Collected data
>>>>
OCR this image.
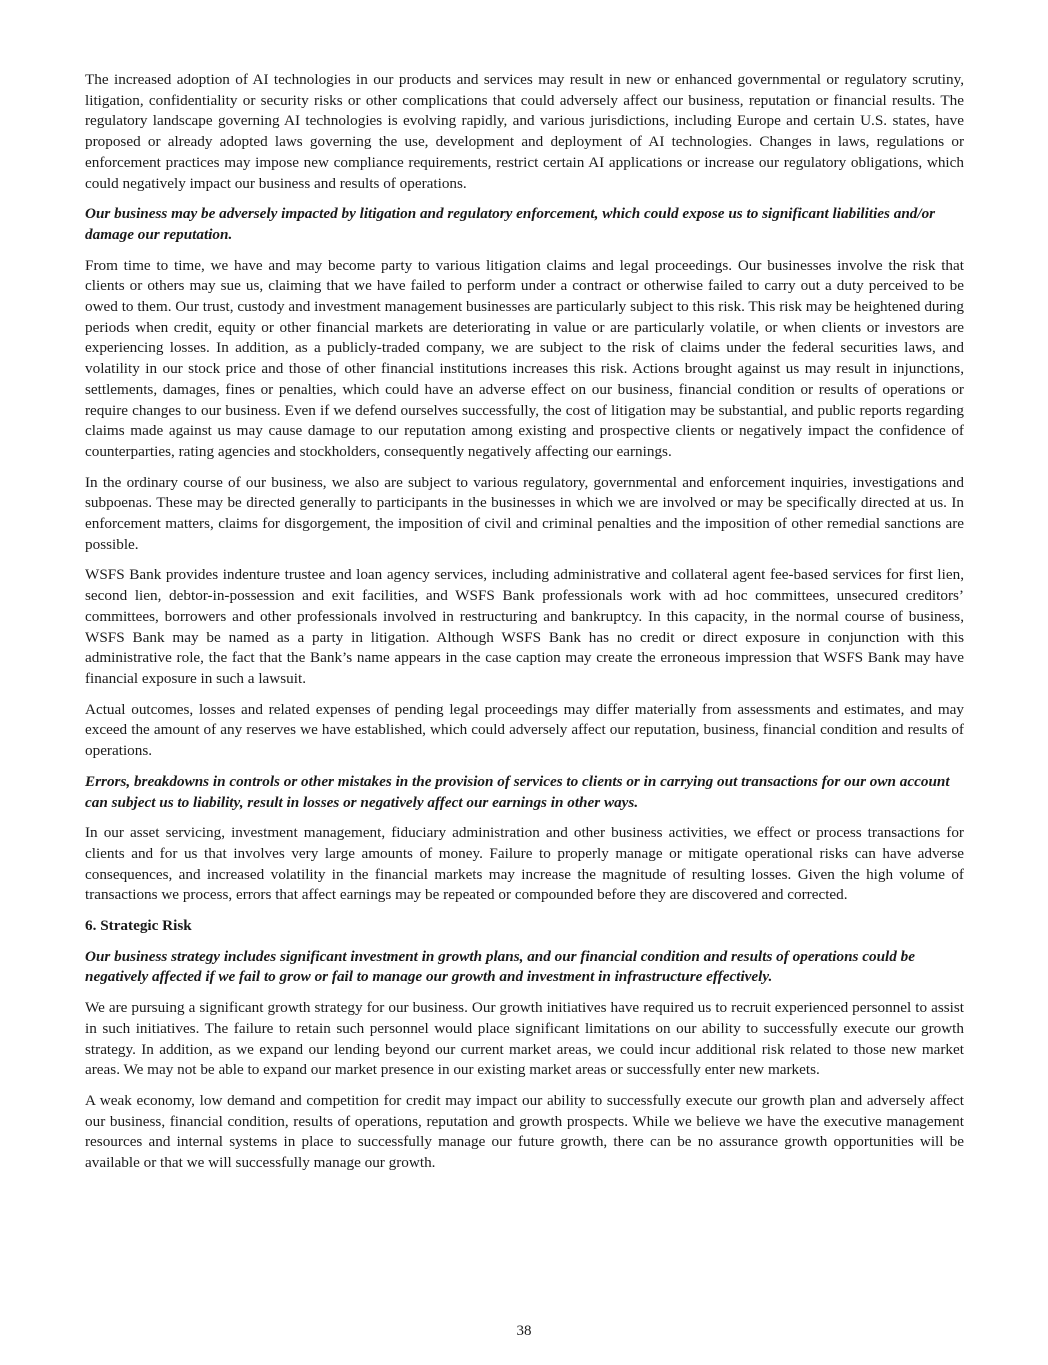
The increased adoption of AI technologies in our products and services may result in new or enhanced governmental or regulatory scrutiny, litigation, confidentiality or security risks or other complications that could adversely affect our business, reputation or financial results. The regulatory landscape governing AI technologies is evolving rapidly, and various jurisdictions, including Europe and certain U.S. states, have proposed or already adopted laws governing the use, development and deployment of AI technologies. Changes in laws, regulations or enforcement practices may impose new compliance requirements, restrict certain AI applications or increase our regulatory obligations, which could negatively impact our business and results of operations.

Our business may be adversely impacted by litigation and regulatory enforcement, which could expose us to significant liabilities and/or damage our reputation.

From time to time, we have and may become party to various litigation claims and legal proceedings. Our businesses involve the risk that clients or others may sue us, claiming that we have failed to perform under a contract or otherwise failed to carry out a duty perceived to be owed to them. Our trust, custody and investment management businesses are particularly subject to this risk. This risk may be heightened during periods when credit, equity or other financial markets are deteriorating in value or are particularly volatile, or when clients or investors are experiencing losses. In addition, as a publicly-traded company, we are subject to the risk of claims under the federal securities laws, and volatility in our stock price and those of other financial institutions increases this risk. Actions brought against us may result in injunctions, settlements, damages, fines or penalties, which could have an adverse effect on our business, financial condition or results of operations or require changes to our business. Even if we defend ourselves successfully, the cost of litigation may be substantial, and public reports regarding claims made against us may cause damage to our reputation among existing and prospective clients or negatively impact the confidence of counterparties, rating agencies and stockholders, consequently negatively affecting our earnings.

In the ordinary course of our business, we also are subject to various regulatory, governmental and enforcement inquiries, investigations and subpoenas. These may be directed generally to participants in the businesses in which we are involved or may be specifically directed at us. In enforcement matters, claims for disgorgement, the imposition of civil and criminal penalties and the imposition of other remedial sanctions are possible.

WSFS Bank provides indenture trustee and loan agency services, including administrative and collateral agent fee-based services for first lien, second lien, debtor-in-possession and exit facilities, and WSFS Bank professionals work with ad hoc committees, unsecured creditors’ committees, borrowers and other professionals involved in restructuring and bankruptcy. In this capacity, in the normal course of business, WSFS Bank may be named as a party in litigation. Although WSFS Bank has no credit or direct exposure in conjunction with this administrative role, the fact that the Bank’s name appears in the case caption may create the erroneous impression that WSFS Bank may have financial exposure in such a lawsuit.

Actual outcomes, losses and related expenses of pending legal proceedings may differ materially from assessments and estimates, and may exceed the amount of any reserves we have established, which could adversely affect our reputation, business, financial condition and results of operations.

Errors, breakdowns in controls or other mistakes in the provision of services to clients or in carrying out transactions for our own account can subject us to liability, result in losses or negatively affect our earnings in other ways.

In our asset servicing, investment management, fiduciary administration and other business activities, we effect or process transactions for clients and for us that involves very large amounts of money. Failure to properly manage or mitigate operational risks can have adverse consequences, and increased volatility in the financial markets may increase the magnitude of resulting losses. Given the high volume of transactions we process, errors that affect earnings may be repeated or compounded before they are discovered and corrected.

6. Strategic Risk

Our business strategy includes significant investment in growth plans, and our financial condition and results of operations could be negatively affected if we fail to grow or fail to manage our growth and investment in infrastructure effectively.

We are pursuing a significant growth strategy for our business. Our growth initiatives have required us to recruit experienced personnel to assist in such initiatives. The failure to retain such personnel would place significant limitations on our ability to successfully execute our growth strategy. In addition, as we expand our lending beyond our current market areas, we could incur additional risk related to those new market areas. We may not be able to expand our market presence in our existing market areas or successfully enter new markets.

A weak economy, low demand and competition for credit may impact our ability to successfully execute our growth plan and adversely affect our business, financial condition, results of operations, reputation and growth prospects. While we believe we have the executive management resources and internal systems in place to successfully manage our future growth, there can be no assurance growth opportunities will be available or that we will successfully manage our growth.

38
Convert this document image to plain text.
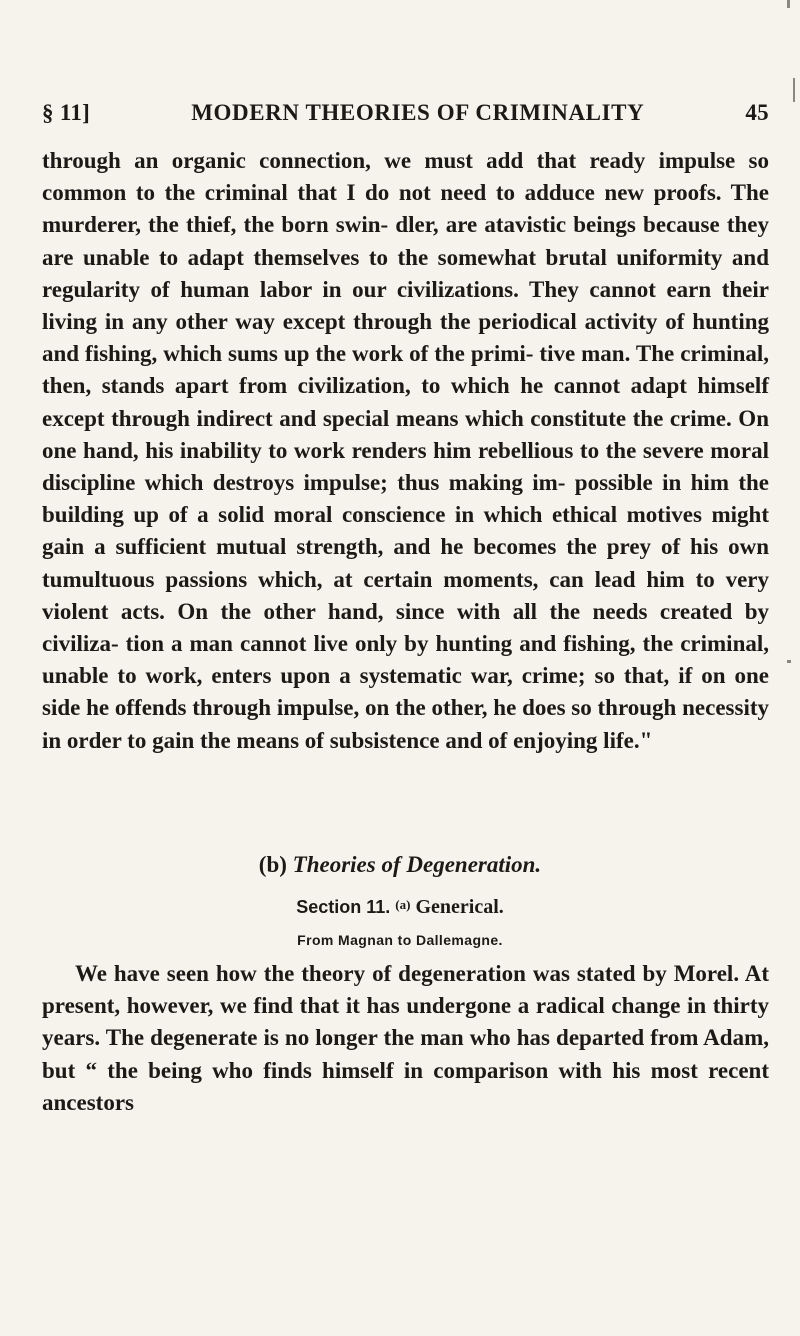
§ 11]	MODERN THEORIES OF CRIMINALITY	45

through an organic connection, we must add that ready impulse so common to the criminal that I do not need to adduce new proofs. The murderer, the thief, the born swin- dler, are atavistic beings because they are unable to adapt themselves to the somewhat brutal uniformity and regularity of human labor in our civilizations. They cannot earn their living in any other way except through the periodical activity of hunting and fishing, which sums up the work of the primi- tive man. The criminal, then, stands apart from civilization, to which he cannot adapt himself except through indirect and special means which constitute the crime. On one hand, his inability to work renders him rebellious to the severe moral discipline which destroys impulse; thus making im- possible in him the building up of a solid moral conscience in which ethical motives might gain a sufficient mutual strength, and he becomes the prey of his own tumultuous passions which, at certain moments, can lead him to very violent acts. On the other hand, since with all the needs created by civiliza- tion a man cannot live only by hunting and fishing, the criminal, unable to work, enters upon a systematic war, crime; so that, if on one side he offends through impulse, on the other, he does so through necessity in order to gain the means of subsistence and of enjoying life."

(b) Theories of Degeneration.
Section 11. $^{(a)}$ Generical.
From Magnan to Dallemagne.

We have seen how the theory of degeneration was stated by Morel. At present, however, we find that it has undergone a radical change in thirty years. The degenerate is no longer the man who has departed from Adam, but “ the being who finds himself in comparison with his most recent ancestors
<<<<
● Written request
Copy the listing exactly. Any image in it stays out of the copy.

● Solution to this problem
OCR this image.
The increased adoption of AI technologies in our products and services may result in new or enhanced governmental or regulatory scrutiny, litigation, confidentiality or security risks or other complications that could adversely affect our business, reputation or financial results. The regulatory landscape governing AI technologies is evolving rapidly, and various jurisdictions, including Europe and certain U.S. states, have proposed or already adopted laws governing the use, development and deployment of AI technologies. Changes in laws, regulations or enforcement practices may impose new compliance requirements, restrict certain AI applications or increase our regulatory obligations, which could negatively impact our business and results of operations.

Our business may be adversely impacted by litigation and regulatory enforcement, which could expose us to significant liabilities and/or damage our reputation.

From time to time, we have and may become party to various litigation claims and legal proceedings. Our businesses involve the risk that clients or others may sue us, claiming that we have failed to perform under a contract or otherwise failed to carry out a duty perceived to be owed to them. Our trust, custody and investment management businesses are particularly subject to this risk. This risk may be heightened during periods when credit, equity or other financial markets are deteriorating in value or are particularly volatile, or when clients or investors are experiencing losses. In addition, as a publicly-traded company, we are subject to the risk of claims under the federal securities laws, and volatility in our stock price and those of other financial institutions increases this risk. Actions brought against us may result in injunctions, settlements, damages, fines or penalties, which could have an adverse effect on our business, financial condition or results of operations or require changes to our business. Even if we defend ourselves successfully, the cost of litigation may be substantial, and public reports regarding claims made against us may cause damage to our reputation among existing and prospective clients or negatively impact the confidence of counterparties, rating agencies and stockholders, consequently negatively affecting our earnings.

In the ordinary course of our business, we also are subject to various regulatory, governmental and enforcement inquiries, investigations and subpoenas. These may be directed generally to participants in the businesses in which we are involved or may be specifically directed at us. In enforcement matters, claims for disgorgement, the imposition of civil and criminal penalties and the imposition of other remedial sanctions are possible.

WSFS Bank provides indenture trustee and loan agency services, including administrative and collateral agent fee-based services for first lien, second lien, debtor-in-possession and exit facilities, and WSFS Bank professionals work with ad hoc committees, unsecured creditors’ committees, borrowers and other professionals involved in restructuring and bankruptcy. In this capacity, in the normal course of business, WSFS Bank may be named as a party in litigation. Although WSFS Bank has no credit or direct exposure in conjunction with this administrative role, the fact that the Bank’s name appears in the case caption may create the erroneous impression that WSFS Bank may have financial exposure in such a lawsuit.

Actual outcomes, losses and related expenses of pending legal proceedings may differ materially from assessments and estimates, and may exceed the amount of any reserves we have established, which could adversely affect our reputation, business, financial condition and results of operations.

Errors, breakdowns in controls or other mistakes in the provision of services to clients or in carrying out transactions for our own account can subject us to liability, result in losses or negatively affect our earnings in other ways.

In our asset servicing, investment management, fiduciary administration and other business activities, we effect or process transactions for clients and for us that involves very large amounts of money. Failure to properly manage or mitigate operational risks can have adverse consequences, and increased volatility in the financial markets may increase the magnitude of resulting losses. Given the high volume of transactions we process, errors that affect earnings may be repeated or compounded before they are discovered and corrected.

6. Strategic Risk

Our business strategy includes significant investment in growth plans, and our financial condition and results of operations could be negatively affected if we fail to grow or fail to manage our growth and investment in infrastructure effectively.

We are pursuing a significant growth strategy for our business. Our growth initiatives have required us to recruit experienced personnel to assist in such initiatives. The failure to retain such personnel would place significant limitations on our ability to successfully execute our growth strategy. In addition, as we expand our lending beyond our current market areas, we could incur additional risk related to those new market areas. We may not be able to expand our market presence in our existing market areas or successfully enter new markets.

A weak economy, low demand and competition for credit may impact our ability to successfully execute our growth plan and adversely affect our business, financial condition, results of operations, reputation and growth prospects. While we believe we have the executive management resources and internal systems in place to successfully manage our future growth, there can be no assurance growth opportunities will be available or that we will successfully manage our growth.

38
Convert this document image to plain text.
§ 11]	MODERN THEORIES OF CRIMINALITY	45

through an organic connection, we must add that ready impulse so common to the criminal that I do not need to adduce new proofs. The murderer, the thief, the born swin- dler, are atavistic beings because they are unable to adapt themselves to the somewhat brutal uniformity and regularity of human labor in our civilizations. They cannot earn their living in any other way except through the periodical activity of hunting and fishing, which sums up the work of the primi- tive man. The criminal, then, stands apart from civilization, to which he cannot adapt himself except through indirect and special means which constitute the crime. On one hand, his inability to work renders him rebellious to the severe moral discipline which destroys impulse; thus making im- possible in him the building up of a solid moral conscience in which ethical motives might gain a sufficient mutual strength, and he becomes the prey of his own tumultuous passions which, at certain moments, can lead him to very violent acts. On the other hand, since with all the needs created by civiliza- tion a man cannot live only by hunting and fishing, the criminal, unable to work, enters upon a systematic war, crime; so that, if on one side he offends through impulse, on the other, he does so through necessity in order to gain the means of subsistence and of enjoying life."

(b) Theories of Degeneration.
Section 11. $^{(a)}$ Generical.
From Magnan to Dallemagne.

We have seen how the theory of degeneration was stated by Morel. At present, however, we find that it has undergone a radical change in thirty years. The degenerate is no longer the man who has departed from Adam, but “ the being who finds himself in comparison with his most recent ancestors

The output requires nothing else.